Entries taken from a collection

------------------------------------------------

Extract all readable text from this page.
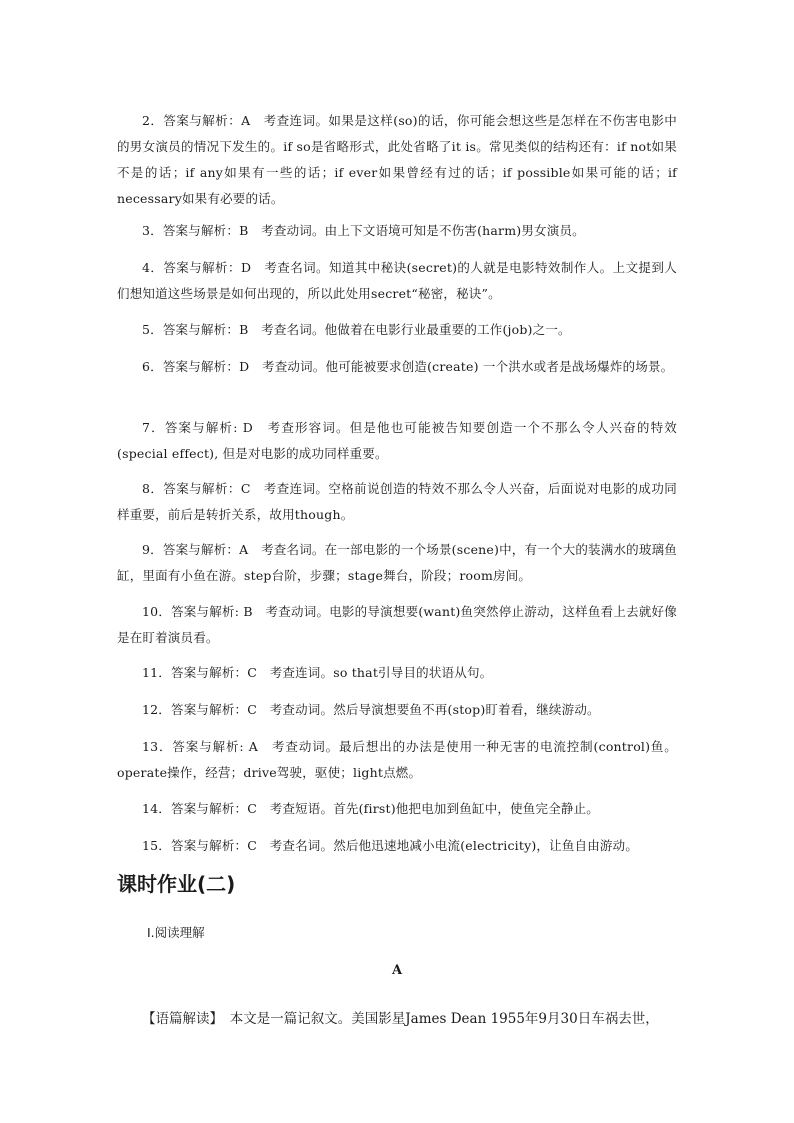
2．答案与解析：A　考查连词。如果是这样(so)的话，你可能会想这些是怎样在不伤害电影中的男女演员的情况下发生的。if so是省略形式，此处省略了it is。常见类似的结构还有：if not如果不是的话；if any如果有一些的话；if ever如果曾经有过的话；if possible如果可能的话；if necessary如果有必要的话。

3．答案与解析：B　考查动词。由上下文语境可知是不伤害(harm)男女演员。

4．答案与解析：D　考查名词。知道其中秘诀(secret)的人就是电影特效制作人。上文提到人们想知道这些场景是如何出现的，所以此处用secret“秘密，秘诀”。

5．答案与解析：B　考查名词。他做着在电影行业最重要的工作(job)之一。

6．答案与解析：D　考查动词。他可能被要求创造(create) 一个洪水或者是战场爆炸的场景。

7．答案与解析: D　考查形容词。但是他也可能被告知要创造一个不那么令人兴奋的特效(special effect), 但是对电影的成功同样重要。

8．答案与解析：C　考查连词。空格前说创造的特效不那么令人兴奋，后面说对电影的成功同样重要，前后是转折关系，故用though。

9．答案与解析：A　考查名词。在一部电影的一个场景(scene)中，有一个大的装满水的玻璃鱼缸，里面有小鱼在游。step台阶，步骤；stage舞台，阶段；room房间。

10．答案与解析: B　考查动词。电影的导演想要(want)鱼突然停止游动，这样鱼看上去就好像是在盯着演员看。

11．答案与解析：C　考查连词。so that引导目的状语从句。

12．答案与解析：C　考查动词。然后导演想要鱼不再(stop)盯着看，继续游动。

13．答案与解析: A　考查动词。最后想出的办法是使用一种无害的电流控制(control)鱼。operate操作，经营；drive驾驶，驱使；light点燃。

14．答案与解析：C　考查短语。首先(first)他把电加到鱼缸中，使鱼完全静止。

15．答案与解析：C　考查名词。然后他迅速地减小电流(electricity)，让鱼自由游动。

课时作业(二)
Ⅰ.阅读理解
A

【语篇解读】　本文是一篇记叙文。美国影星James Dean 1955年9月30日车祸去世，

------------------------------------------------

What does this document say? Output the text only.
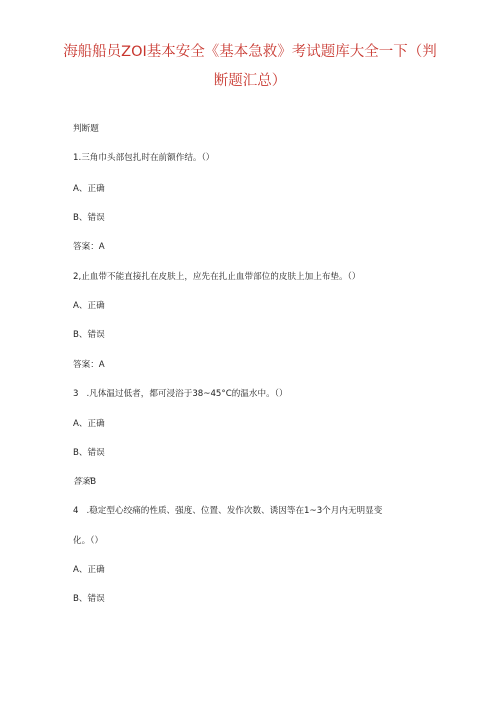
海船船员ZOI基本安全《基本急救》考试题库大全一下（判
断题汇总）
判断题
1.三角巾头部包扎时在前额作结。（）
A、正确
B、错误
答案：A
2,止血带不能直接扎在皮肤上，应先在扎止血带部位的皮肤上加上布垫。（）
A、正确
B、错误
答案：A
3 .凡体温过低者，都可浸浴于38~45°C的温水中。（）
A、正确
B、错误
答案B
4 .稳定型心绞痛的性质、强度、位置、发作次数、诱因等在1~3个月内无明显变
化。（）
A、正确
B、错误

------------------------------------------------

▶ TO BE DONE
In the listing above, count each line that holds the string "考查连词". Give the number only.

▶ OUTPUT BELOW
3